►
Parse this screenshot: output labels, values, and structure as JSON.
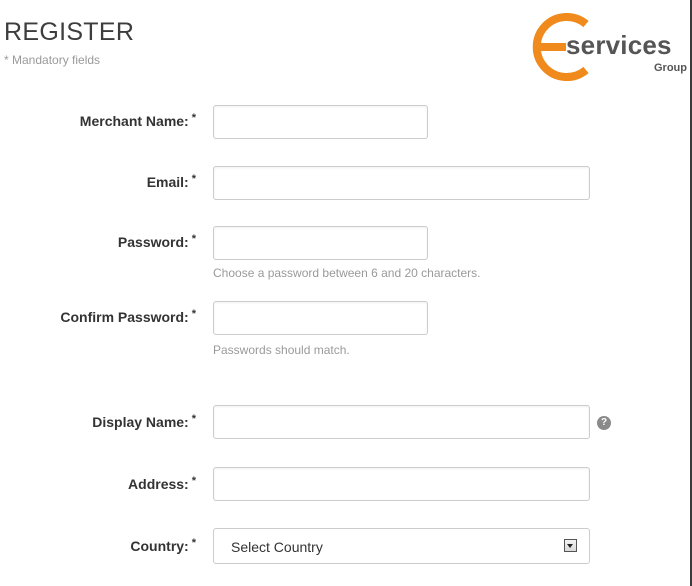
{
  "header": {
    "title": "REGISTER",
    "mandatory_note": "* Mandatory fields"
  },
  "logo": {
    "word": "services",
    "sub": "Group",
    "accent_color": "#f08a1c"
  },
  "form": {
    "required_marker": "*",
    "fields": {
      "merchant_name": {
        "label": "Merchant Name:",
        "value": ""
      },
      "email": {
        "label": "Email:",
        "value": ""
      },
      "password": {
        "label": "Password:",
        "value": "",
        "hint": "Choose a password between 6 and 20 characters."
      },
      "confirm_password": {
        "label": "Confirm Password:",
        "value": "",
        "hint": "Passwords should match."
      },
      "display_name": {
        "label": "Display Name:",
        "value": "",
        "help_icon": "help-icon",
        "help_glyph": "?"
      },
      "address": {
        "label": "Address:",
        "value": ""
      },
      "country": {
        "label": "Country:",
        "selected": "Select Country",
        "arrow_icon": "dropdown-arrow-icon"
      }
    }
  }
}
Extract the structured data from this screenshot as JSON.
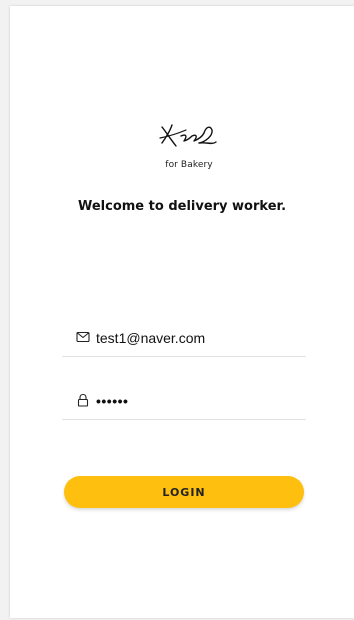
{
  "logo": {
    "icon": "signature-logo-icon",
    "subtitle": "for Bakery"
  },
  "welcome_text": "Welcome to delivery worker.",
  "email_field": {
    "icon": "mail-icon",
    "value": "test1@naver.com"
  },
  "password_field": {
    "icon": "lock-icon",
    "value": "••••••"
  },
  "login_button": {
    "label": "LOGIN",
    "color": "#ffbf0f"
  }
}
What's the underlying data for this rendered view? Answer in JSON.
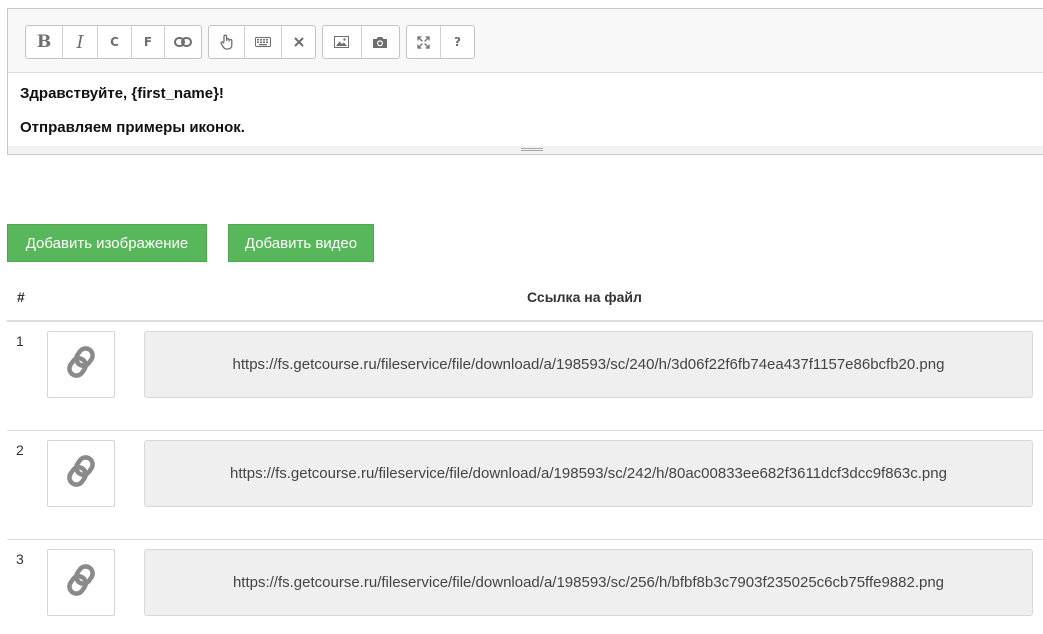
{
  "toolbar": {
    "group1": [
      {
        "name": "bold",
        "label": "B"
      },
      {
        "name": "italic",
        "label": "I"
      },
      {
        "name": "c",
        "label": "C"
      },
      {
        "name": "f",
        "label": "F"
      },
      {
        "name": "link",
        "icon": "link-icon"
      }
    ],
    "group2": [
      {
        "name": "pointer",
        "icon": "hand-pointer-icon"
      },
      {
        "name": "keyboard",
        "icon": "keyboard-icon"
      },
      {
        "name": "remove",
        "icon": "close-icon"
      }
    ],
    "group3": [
      {
        "name": "image",
        "icon": "image-icon"
      },
      {
        "name": "camera",
        "icon": "camera-icon"
      }
    ],
    "group4": [
      {
        "name": "fullscreen",
        "icon": "expand-icon"
      },
      {
        "name": "help",
        "label": "?"
      }
    ]
  },
  "editor": {
    "line1": "Здравствуйте, {first_name}!",
    "line2": "Отправляем примеры иконок."
  },
  "buttons": {
    "add_image": "Добавить изображение",
    "add_video": "Добавить видео"
  },
  "table": {
    "col_num": "#",
    "col_link": "Ссылка на файл",
    "rows": [
      {
        "num": "1",
        "thumb_icon": "link-icon",
        "url": "https://fs.getcourse.ru/fileservice/file/download/a/198593/sc/240/h/3d06f22f6fb74ea437f1157e86bcfb20.png"
      },
      {
        "num": "2",
        "thumb_icon": "link-icon",
        "url": "https://fs.getcourse.ru/fileservice/file/download/a/198593/sc/242/h/80ac00833ee682f3611dcf3dcc9f863c.png"
      },
      {
        "num": "3",
        "thumb_icon": "link-icon",
        "url": "https://fs.getcourse.ru/fileservice/file/download/a/198593/sc/256/h/bfbf8b3c7903f235025c6cb75ffe9882.png"
      }
    ]
  },
  "colors": {
    "accent_green": "#58b75a",
    "url_box_bg": "#efefef",
    "icon_gray": "#8a8a8a"
  }
}
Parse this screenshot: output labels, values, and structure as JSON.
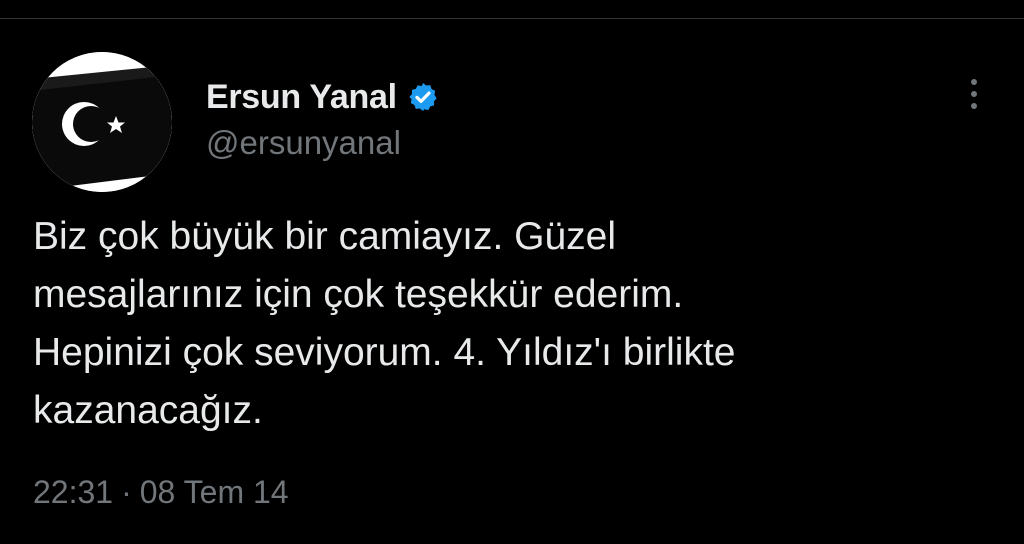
{
  "tweet": {
    "author": {
      "display_name": "Ersun Yanal",
      "handle": "@ersunyanal",
      "verified_icon": "verified-badge-icon",
      "avatar_icon": "crescent-star-flag-avatar"
    },
    "text": "Biz çok büyük bir camiayız. Güzel\nmesajlarınız için çok teşekkür ederim.\nHepinizi çok seviyorum. 4. Yıldız'ı birlikte\nkazanacağız.",
    "time": "22:31",
    "separator": "·",
    "date": "08 Tem 14",
    "more_icon": "more-vertical-icon"
  },
  "colors": {
    "background": "#000000",
    "text": "#e7e9ea",
    "secondary_text": "#71767b",
    "verified_blue": "#1d9bf0"
  }
}
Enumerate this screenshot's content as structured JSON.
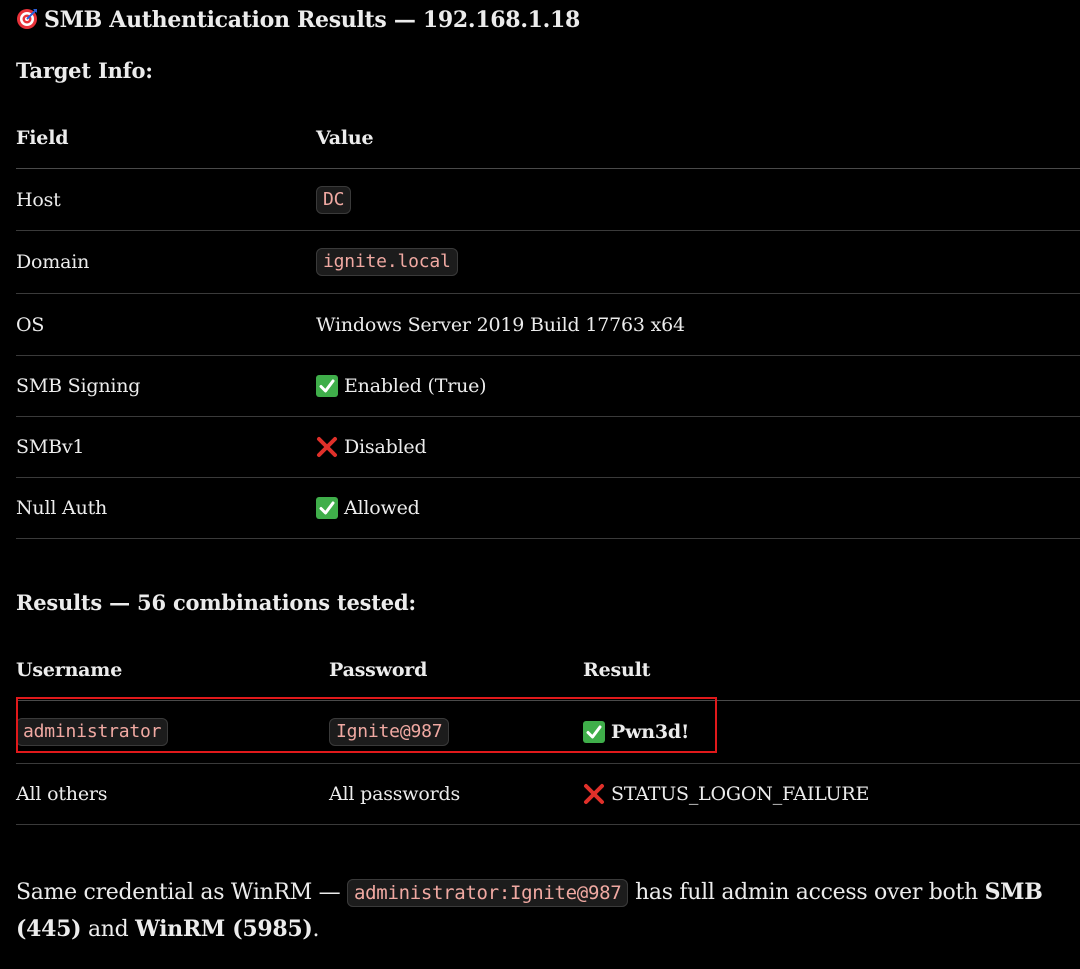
{
  "title": "SMB Authentication Results — 192.168.1.18",
  "target_info": {
    "heading": "Target Info:",
    "columns": [
      "Field",
      "Value"
    ],
    "rows": [
      {
        "field": "Host",
        "value": "DC",
        "value_style": "code"
      },
      {
        "field": "Domain",
        "value": "ignite.local",
        "value_style": "code"
      },
      {
        "field": "OS",
        "value": "Windows Server 2019 Build 17763 x64",
        "value_style": "text"
      },
      {
        "field": "SMB Signing",
        "value": "Enabled (True)",
        "value_style": "text",
        "icon": "check-icon"
      },
      {
        "field": "SMBv1",
        "value": "Disabled",
        "value_style": "text",
        "icon": "cross-icon"
      },
      {
        "field": "Null Auth",
        "value": "Allowed",
        "value_style": "text",
        "icon": "check-icon"
      }
    ]
  },
  "results": {
    "heading": "Results — 56 combinations tested:",
    "columns": [
      "Username",
      "Password",
      "Result"
    ],
    "rows": [
      {
        "username": "administrator",
        "password": "Ignite@987",
        "result": "Pwn3d!",
        "icon": "check-icon",
        "code": true,
        "highlighted": true
      },
      {
        "username": "All others",
        "password": "All passwords",
        "result": "STATUS_LOGON_FAILURE",
        "icon": "cross-icon",
        "code": false,
        "highlighted": false
      }
    ]
  },
  "note": {
    "prefix": "Same credential as WinRM — ",
    "credential": "administrator:Ignite@987",
    "middle": " has full admin access over both ",
    "smb": "SMB (445)",
    "and": " and ",
    "winrm": "WinRM (5985)",
    "suffix": "."
  },
  "colors": {
    "background": "#000000",
    "text": "#ececec",
    "code_text": "#f0a9a2",
    "highlight_border": "#e0191b",
    "check_green": "#3fae4a",
    "cross_red": "#e0302a"
  }
}
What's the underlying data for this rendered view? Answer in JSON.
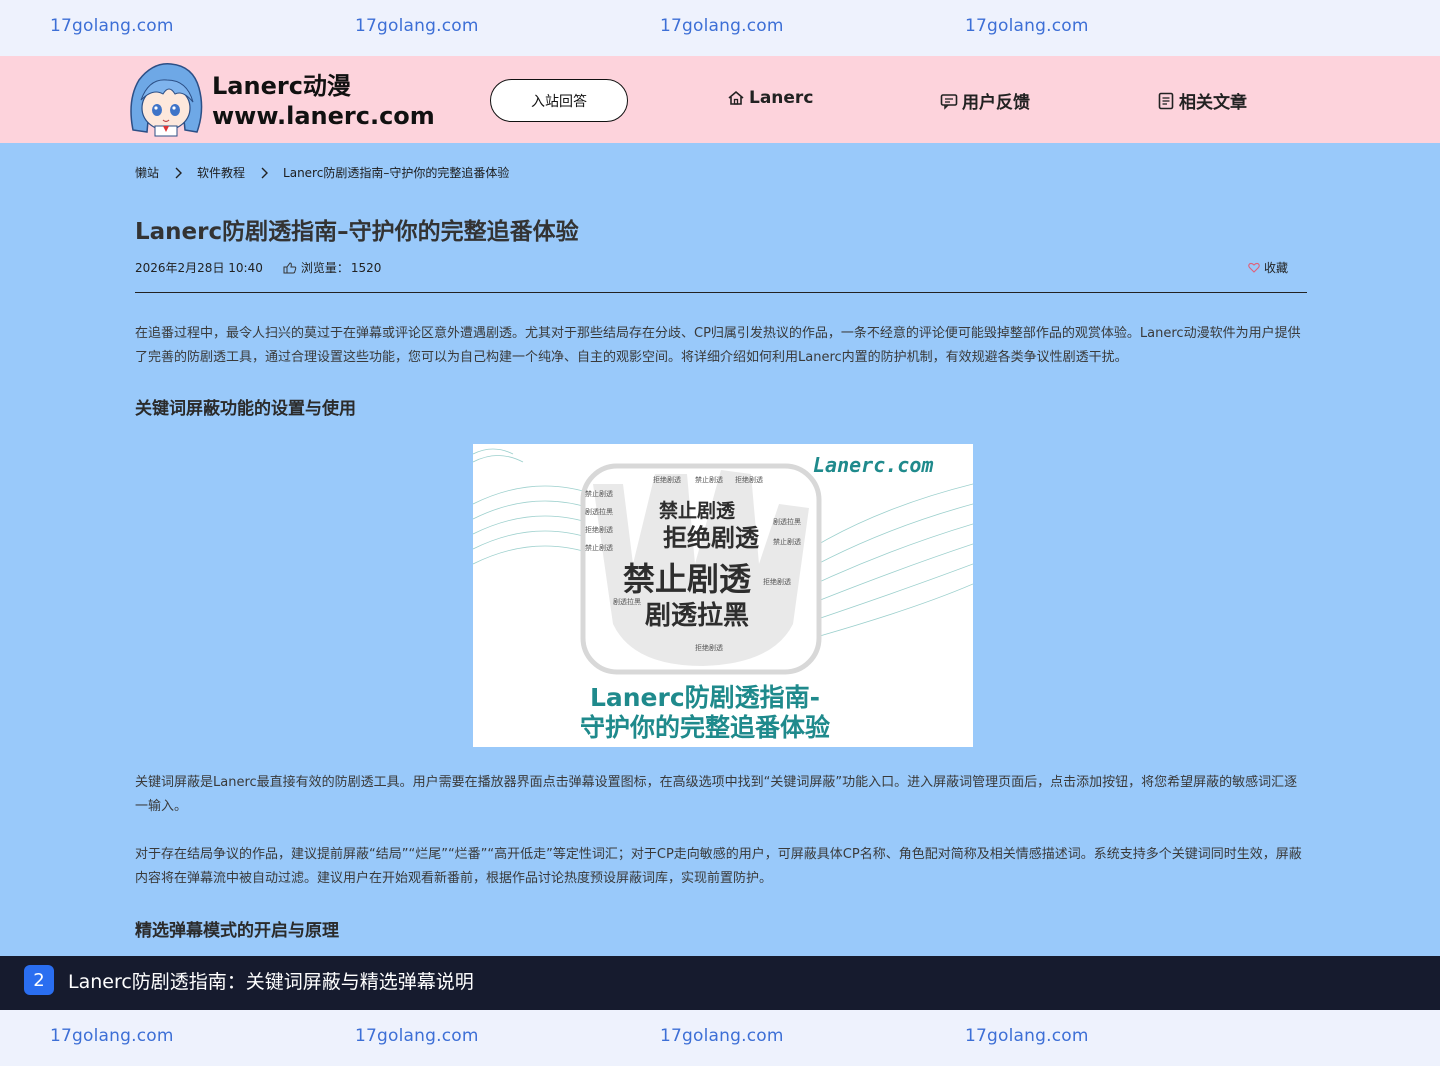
{
  "watermark": {
    "text": "17golang.com"
  },
  "header": {
    "logo_title": "Lanerc动漫",
    "logo_url": "www.lanerc.com",
    "cta_label": "入站回答",
    "nav": [
      "Lanerc",
      "用户反馈",
      "相关文章"
    ]
  },
  "breadcrumb": [
    "懒站",
    "软件教程",
    "Lanerc防剧透指南–守护你的完整追番体验"
  ],
  "article": {
    "title": "Lanerc防剧透指南–守护你的完整追番体验",
    "date": "2026年2月28日 10:40",
    "views_label": "浏览量：",
    "views": "1520",
    "favorite": "收藏",
    "intro": "在追番过程中，最令人扫兴的莫过于在弹幕或评论区意外遭遇剧透。尤其对于那些结局存在分歧、CP归属引发热议的作品，一条不经意的评论便可能毁掉整部作品的观赏体验。Lanerc动漫软件为用户提供了完善的防剧透工具，通过合理设置这些功能，您可以为自己构建一个纯净、自主的观影空间。将详细介绍如何利用Lanerc内置的防护机制，有效规避各类争议性剧透干扰。",
    "h2_1": "关键词屏蔽功能的设置与使用",
    "p1": "关键词屏蔽是Lanerc最直接有效的防剧透工具。用户需要在播放器界面点击弹幕设置图标，在高级选项中找到“关键词屏蔽”功能入口。进入屏蔽词管理页面后，点击添加按钮，将您希望屏蔽的敏感词汇逐一输入。",
    "p2": "对于存在结局争议的作品，建议提前屏蔽“结局”“烂尾”“烂番”“高开低走”等定性词汇；对于CP走向敏感的用户，可屏蔽具体CP名称、角色配对简称及相关情感描述词。系统支持多个关键词同时生效，屏蔽内容将在弹幕流中被自动过滤。建议用户在开始观看新番前，根据作品讨论热度预设屏蔽词库，实现前置防护。",
    "h2_2": "精选弹幕模式的开启与原理"
  },
  "figure": {
    "brand": "Lanerc.com",
    "big_words": [
      "禁止剧透",
      "拒绝剧透",
      "禁止剧透",
      "剧透拉黑"
    ],
    "small_words": [
      "禁止剧透",
      "剧透拉黑",
      "拒绝剧透"
    ],
    "caption_line1": "Lanerc防剧透指南-",
    "caption_line2": "守护你的完整追番体验",
    "accent": "#1f8a8c"
  },
  "bottom_caption": {
    "number": "2",
    "text": "Lanerc防剧透指南：关键词屏蔽与精选弹幕说明"
  },
  "colors": {
    "header_bg": "#fdd3dc",
    "page_bg": "#99c9fa",
    "watermark": "#3d6fd6",
    "caption_bg": "#161b2e"
  }
}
◄
▸ **What to work on**
Gather each line from the entries above that includes the word "structured".

▸ **Answer to the task**
Extract the structured data from this screenshot as JSON.
Enumerate this screenshot's content as structured JSON.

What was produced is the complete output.